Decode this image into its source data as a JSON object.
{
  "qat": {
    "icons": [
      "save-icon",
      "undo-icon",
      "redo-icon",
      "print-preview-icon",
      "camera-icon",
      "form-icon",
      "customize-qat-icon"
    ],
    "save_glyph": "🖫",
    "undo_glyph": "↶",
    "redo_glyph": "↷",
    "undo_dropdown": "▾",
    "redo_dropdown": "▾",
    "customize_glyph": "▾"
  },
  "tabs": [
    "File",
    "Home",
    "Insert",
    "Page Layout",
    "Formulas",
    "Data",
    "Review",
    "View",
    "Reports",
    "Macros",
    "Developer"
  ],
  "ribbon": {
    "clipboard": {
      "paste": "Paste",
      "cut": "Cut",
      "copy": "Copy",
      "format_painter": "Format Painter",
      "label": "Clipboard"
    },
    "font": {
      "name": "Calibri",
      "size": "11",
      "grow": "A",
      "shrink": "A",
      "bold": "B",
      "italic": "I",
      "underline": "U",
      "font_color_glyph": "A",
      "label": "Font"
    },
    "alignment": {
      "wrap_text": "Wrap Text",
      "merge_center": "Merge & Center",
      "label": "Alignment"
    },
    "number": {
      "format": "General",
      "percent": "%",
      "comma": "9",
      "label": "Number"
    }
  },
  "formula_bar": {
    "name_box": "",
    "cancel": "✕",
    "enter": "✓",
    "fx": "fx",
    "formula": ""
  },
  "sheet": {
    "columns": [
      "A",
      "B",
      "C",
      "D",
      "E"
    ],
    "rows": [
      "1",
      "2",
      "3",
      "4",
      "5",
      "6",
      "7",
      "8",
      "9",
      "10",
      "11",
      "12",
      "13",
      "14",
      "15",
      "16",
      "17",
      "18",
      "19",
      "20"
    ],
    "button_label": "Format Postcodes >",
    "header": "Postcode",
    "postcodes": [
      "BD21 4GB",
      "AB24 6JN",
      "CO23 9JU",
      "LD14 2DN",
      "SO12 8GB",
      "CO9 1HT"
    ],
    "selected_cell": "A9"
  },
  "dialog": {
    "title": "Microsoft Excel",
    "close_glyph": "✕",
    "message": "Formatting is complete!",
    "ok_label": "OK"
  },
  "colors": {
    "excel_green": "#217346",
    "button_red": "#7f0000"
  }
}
━━━━━━━━━━
• _Do this_
Reproduce the material in full, with no word added or dropped.

• _Response to this exercise_
Decode this image into its source data as a JSON object.
{
  "qat": {
    "icons": [
      "save-icon",
      "undo-icon",
      "redo-icon",
      "print-preview-icon",
      "camera-icon",
      "form-icon",
      "customize-qat-icon"
    ],
    "save_glyph": "🖫",
    "undo_glyph": "↶",
    "redo_glyph": "↷",
    "undo_dropdown": "▾",
    "redo_dropdown": "▾",
    "customize_glyph": "▾"
  },
  "tabs": [
    "File",
    "Home",
    "Insert",
    "Page Layout",
    "Formulas",
    "Data",
    "Review",
    "View",
    "Reports",
    "Macros",
    "Developer"
  ],
  "ribbon": {
    "clipboard": {
      "paste": "Paste",
      "cut": "Cut",
      "copy": "Copy",
      "format_painter": "Format Painter",
      "label": "Clipboard"
    },
    "font": {
      "name": "Calibri",
      "size": "11",
      "grow": "A",
      "shrink": "A",
      "bold": "B",
      "italic": "I",
      "underline": "U",
      "font_color_glyph": "A",
      "label": "Font"
    },
    "alignment": {
      "wrap_text": "Wrap Text",
      "merge_center": "Merge & Center",
      "label": "Alignment"
    },
    "number": {
      "format": "General",
      "percent": "%",
      "comma": "9",
      "label": "Number"
    }
  },
  "formula_bar": {
    "name_box": "",
    "cancel": "✕",
    "enter": "✓",
    "fx": "fx",
    "formula": ""
  },
  "sheet": {
    "columns": [
      "A",
      "B",
      "C",
      "D",
      "E"
    ],
    "rows": [
      "1",
      "2",
      "3",
      "4",
      "5",
      "6",
      "7",
      "8",
      "9",
      "10",
      "11",
      "12",
      "13",
      "14",
      "15",
      "16",
      "17",
      "18",
      "19",
      "20"
    ],
    "button_label": "Format Postcodes >",
    "header": "Postcode",
    "postcodes": [
      "BD21 4GB",
      "AB24 6JN",
      "CO23 9JU",
      "LD14 2DN",
      "SO12 8GB",
      "CO9 1HT"
    ],
    "selected_cell": "A9"
  },
  "dialog": {
    "title": "Microsoft Excel",
    "close_glyph": "✕",
    "message": "Formatting is complete!",
    "ok_label": "OK"
  },
  "colors": {
    "excel_green": "#217346",
    "button_red": "#7f0000"
  }
}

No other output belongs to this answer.